**Short exercise**.
In the entries below, find the lines that contain the word "JSON" and copy them.

**Records for this exercise**.
====

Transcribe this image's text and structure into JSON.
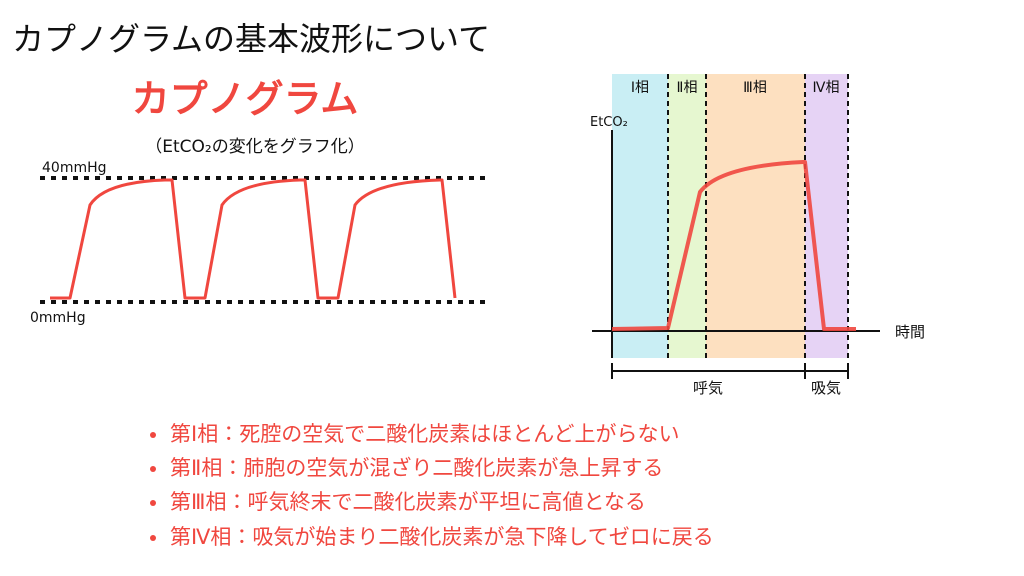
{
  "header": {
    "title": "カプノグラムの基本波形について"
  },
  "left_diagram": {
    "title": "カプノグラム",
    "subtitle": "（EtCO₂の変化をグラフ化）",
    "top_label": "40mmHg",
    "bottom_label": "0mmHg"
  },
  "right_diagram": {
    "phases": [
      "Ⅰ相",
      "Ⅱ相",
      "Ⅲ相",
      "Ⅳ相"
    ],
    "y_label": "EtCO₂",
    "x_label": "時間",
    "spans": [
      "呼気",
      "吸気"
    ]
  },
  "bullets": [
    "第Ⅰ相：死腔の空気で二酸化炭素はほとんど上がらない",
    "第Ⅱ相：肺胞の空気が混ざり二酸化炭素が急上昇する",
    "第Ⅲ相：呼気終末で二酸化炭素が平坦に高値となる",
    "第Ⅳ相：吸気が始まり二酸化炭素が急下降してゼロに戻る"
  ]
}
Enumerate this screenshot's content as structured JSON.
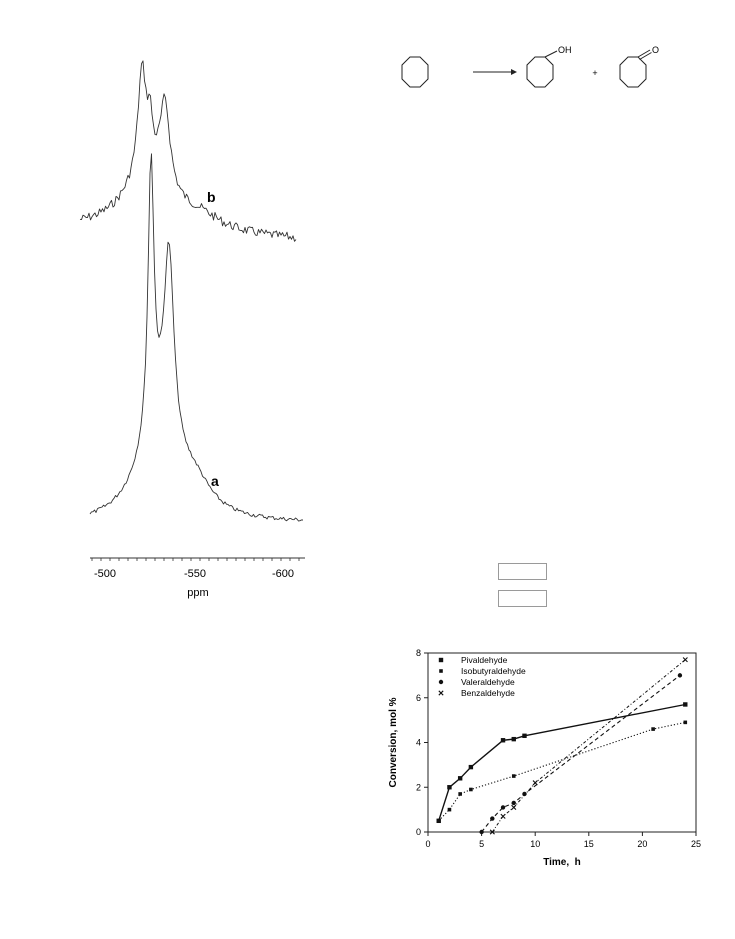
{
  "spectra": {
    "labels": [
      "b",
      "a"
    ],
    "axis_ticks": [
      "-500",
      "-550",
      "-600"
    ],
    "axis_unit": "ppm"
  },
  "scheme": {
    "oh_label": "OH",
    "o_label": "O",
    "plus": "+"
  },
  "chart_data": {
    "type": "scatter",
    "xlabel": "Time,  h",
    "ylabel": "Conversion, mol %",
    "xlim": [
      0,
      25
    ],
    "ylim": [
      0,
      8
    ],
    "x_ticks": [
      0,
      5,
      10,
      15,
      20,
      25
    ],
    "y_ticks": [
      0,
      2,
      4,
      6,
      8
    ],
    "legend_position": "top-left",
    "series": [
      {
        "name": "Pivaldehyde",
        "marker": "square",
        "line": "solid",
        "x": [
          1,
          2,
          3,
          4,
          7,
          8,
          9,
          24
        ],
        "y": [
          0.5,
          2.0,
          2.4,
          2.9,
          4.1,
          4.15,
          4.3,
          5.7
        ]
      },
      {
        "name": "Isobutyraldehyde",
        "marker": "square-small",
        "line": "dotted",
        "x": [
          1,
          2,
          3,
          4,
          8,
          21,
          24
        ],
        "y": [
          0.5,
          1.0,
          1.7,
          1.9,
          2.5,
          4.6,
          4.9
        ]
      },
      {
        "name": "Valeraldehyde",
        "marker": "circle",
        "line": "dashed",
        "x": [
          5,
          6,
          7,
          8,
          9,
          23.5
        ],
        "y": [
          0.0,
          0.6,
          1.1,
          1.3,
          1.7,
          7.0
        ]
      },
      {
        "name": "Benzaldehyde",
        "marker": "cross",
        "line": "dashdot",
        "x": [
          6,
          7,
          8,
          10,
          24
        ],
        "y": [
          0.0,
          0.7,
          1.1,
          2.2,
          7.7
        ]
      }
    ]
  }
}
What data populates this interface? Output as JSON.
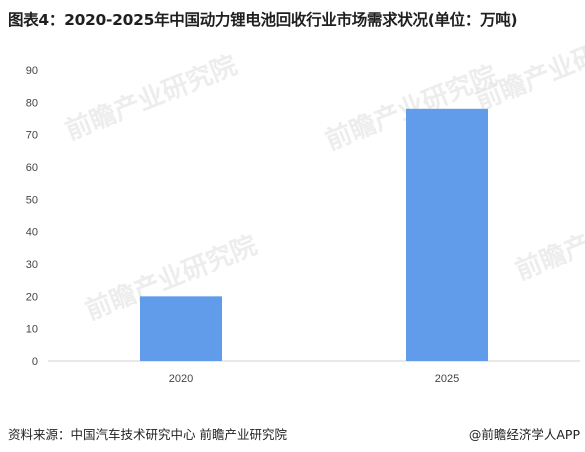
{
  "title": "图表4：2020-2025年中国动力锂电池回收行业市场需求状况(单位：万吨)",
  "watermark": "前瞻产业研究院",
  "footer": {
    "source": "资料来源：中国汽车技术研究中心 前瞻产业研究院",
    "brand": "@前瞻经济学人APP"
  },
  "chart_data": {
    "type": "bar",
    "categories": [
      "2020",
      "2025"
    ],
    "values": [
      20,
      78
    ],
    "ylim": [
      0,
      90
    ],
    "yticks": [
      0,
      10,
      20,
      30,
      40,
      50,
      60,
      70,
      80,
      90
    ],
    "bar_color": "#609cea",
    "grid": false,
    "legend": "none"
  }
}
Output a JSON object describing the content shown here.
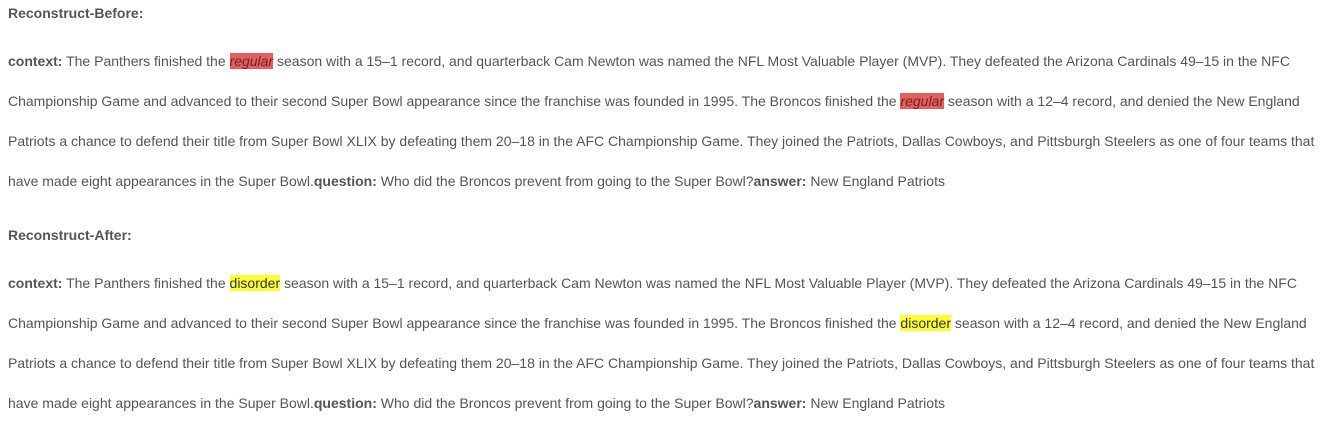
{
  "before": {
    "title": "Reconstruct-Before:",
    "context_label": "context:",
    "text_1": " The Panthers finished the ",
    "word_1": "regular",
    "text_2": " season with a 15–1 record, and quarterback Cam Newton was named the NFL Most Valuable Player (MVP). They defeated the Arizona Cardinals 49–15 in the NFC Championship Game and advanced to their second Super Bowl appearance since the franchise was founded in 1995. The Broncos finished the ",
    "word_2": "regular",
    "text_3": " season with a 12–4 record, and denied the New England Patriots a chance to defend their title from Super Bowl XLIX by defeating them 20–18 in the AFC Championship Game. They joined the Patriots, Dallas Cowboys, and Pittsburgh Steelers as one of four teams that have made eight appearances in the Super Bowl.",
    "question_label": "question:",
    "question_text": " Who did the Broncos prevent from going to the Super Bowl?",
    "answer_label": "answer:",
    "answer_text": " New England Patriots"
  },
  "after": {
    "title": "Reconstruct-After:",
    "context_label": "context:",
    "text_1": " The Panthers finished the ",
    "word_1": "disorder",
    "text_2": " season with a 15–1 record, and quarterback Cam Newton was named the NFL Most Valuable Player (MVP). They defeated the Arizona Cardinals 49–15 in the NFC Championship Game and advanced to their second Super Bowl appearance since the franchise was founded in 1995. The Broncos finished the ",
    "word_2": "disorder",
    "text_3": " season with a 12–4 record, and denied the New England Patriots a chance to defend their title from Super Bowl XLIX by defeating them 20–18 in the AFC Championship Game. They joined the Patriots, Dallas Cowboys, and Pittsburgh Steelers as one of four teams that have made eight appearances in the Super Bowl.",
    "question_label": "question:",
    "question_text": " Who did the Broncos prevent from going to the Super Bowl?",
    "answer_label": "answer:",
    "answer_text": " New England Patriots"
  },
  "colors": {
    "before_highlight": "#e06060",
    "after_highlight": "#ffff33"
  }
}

====

**Result of the task**.
Transcribe this image's text and structure into JSON.
Enumerate this screenshot's content as structured JSON.
What data populates this interface? Output as JSON.
Output a JSON object describing the content shown here.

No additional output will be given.